GIVEN TASK:
Locate every line below that contains the word "Attention" and copy it.

DATA EXCERPTS:
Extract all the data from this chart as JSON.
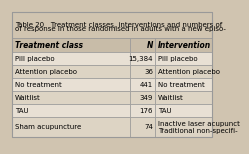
{
  "title_line1": "Table 20   Treatment classes, interventions and numbers of",
  "title_line2": "of response in those randomised in adults with a new episo-",
  "header": [
    "Treatment class",
    "N",
    "Intervention"
  ],
  "rows": [
    [
      "Pill placebo",
      "15,384",
      "Pill placebo"
    ],
    [
      "Attention placebo",
      "36",
      "Attention placebo"
    ],
    [
      "No treatment",
      "441",
      "No treatment"
    ],
    [
      "Waitlist",
      "349",
      "Waitlist"
    ],
    [
      "TAU",
      "176",
      "TAU"
    ],
    [
      "Sham acupuncture",
      "74",
      "Inactive laser acupunct\nTraditional non-specifi-"
    ]
  ],
  "title_bg": "#d0c4b0",
  "header_bg": "#c8bca8",
  "row_bg_light": "#e8e0d4",
  "row_bg_mid": "#ddd4c4",
  "border_color": "#999999",
  "text_color": "#000000",
  "title_fontsize": 5.0,
  "header_fontsize": 5.5,
  "cell_fontsize": 5.0,
  "fig_bg": "#d0c4b0"
}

FINISHED ANSWER:
      "Attention placebo",
      "Attention placebo"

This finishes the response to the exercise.